Stored data entries
★ ★ ★

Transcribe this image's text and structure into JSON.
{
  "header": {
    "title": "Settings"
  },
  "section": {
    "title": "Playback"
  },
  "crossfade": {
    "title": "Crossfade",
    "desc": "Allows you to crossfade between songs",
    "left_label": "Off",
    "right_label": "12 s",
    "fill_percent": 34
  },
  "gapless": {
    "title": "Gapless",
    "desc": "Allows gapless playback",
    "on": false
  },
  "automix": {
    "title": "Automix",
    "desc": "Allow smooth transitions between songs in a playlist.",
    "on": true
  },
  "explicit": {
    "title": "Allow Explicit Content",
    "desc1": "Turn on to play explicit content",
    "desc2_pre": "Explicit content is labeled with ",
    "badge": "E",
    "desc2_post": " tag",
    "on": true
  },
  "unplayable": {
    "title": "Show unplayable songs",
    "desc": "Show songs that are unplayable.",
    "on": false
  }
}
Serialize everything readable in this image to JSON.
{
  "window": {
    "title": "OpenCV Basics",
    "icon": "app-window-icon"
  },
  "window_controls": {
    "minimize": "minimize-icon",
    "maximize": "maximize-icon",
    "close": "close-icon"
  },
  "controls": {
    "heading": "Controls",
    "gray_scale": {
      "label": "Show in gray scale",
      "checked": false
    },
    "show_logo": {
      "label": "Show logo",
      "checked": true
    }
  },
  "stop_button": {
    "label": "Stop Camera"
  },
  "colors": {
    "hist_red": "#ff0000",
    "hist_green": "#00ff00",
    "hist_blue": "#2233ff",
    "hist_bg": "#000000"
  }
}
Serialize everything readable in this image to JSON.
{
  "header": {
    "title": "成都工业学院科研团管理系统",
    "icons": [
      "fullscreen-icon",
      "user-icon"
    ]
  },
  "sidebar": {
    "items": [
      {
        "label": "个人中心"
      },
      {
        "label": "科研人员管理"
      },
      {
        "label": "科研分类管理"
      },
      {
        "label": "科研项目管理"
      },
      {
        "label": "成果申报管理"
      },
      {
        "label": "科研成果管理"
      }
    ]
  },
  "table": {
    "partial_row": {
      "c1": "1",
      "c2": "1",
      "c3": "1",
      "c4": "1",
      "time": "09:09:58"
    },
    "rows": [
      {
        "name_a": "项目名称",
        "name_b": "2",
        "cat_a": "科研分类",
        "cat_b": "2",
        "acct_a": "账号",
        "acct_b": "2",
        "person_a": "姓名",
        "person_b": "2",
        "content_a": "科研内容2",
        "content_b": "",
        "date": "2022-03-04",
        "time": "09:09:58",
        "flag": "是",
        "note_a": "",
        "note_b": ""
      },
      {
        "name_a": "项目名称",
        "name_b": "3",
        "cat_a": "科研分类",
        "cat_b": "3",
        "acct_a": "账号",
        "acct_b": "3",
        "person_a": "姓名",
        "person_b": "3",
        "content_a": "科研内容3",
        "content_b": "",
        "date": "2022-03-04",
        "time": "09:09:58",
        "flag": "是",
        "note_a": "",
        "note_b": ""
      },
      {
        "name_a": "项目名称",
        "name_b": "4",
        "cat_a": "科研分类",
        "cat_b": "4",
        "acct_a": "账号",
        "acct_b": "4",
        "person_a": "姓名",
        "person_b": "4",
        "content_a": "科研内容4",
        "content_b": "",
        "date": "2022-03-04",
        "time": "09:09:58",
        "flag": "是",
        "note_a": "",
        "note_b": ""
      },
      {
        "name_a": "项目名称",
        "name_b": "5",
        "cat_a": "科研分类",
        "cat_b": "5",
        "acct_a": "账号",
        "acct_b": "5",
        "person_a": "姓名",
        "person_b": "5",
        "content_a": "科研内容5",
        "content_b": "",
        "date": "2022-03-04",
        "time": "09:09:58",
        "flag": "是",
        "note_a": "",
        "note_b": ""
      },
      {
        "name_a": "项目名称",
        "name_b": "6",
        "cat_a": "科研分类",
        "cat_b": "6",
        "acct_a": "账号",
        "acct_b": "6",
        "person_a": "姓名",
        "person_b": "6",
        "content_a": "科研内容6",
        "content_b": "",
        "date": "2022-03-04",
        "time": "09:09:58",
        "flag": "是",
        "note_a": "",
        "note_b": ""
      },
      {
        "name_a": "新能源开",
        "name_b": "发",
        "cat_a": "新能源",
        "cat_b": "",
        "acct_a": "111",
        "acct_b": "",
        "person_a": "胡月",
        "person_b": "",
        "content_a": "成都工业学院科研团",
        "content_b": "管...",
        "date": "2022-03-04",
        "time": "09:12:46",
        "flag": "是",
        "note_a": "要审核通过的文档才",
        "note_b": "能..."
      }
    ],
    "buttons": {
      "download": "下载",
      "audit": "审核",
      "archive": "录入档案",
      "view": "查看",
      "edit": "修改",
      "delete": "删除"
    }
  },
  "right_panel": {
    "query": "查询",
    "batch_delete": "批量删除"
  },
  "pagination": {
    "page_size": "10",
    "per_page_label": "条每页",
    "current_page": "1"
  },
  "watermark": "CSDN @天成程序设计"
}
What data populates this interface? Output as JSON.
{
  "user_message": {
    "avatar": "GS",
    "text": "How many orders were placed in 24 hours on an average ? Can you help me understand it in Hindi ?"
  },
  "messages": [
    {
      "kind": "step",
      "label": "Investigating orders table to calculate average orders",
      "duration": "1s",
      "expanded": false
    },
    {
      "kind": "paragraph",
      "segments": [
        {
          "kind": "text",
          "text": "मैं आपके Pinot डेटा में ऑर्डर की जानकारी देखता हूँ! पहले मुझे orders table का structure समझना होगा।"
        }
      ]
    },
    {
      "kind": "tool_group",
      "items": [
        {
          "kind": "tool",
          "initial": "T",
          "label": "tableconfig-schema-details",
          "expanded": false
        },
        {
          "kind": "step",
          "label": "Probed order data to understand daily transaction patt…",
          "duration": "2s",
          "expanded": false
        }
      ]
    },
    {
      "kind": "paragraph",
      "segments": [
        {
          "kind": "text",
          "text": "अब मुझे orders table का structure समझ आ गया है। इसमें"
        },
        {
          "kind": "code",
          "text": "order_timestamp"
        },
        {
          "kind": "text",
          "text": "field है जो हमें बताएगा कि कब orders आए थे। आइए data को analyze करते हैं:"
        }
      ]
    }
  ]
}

★ ★ ★

### [Set problem]
Copy out the lines in which the string "JSON" appears.

### [Reply]
Transcribe this image's text and structure into JSON.
Serialize everything readable in this image to JSON.
Serialize everything readable in this image to JSON.
What data populates this interface? Output as JSON.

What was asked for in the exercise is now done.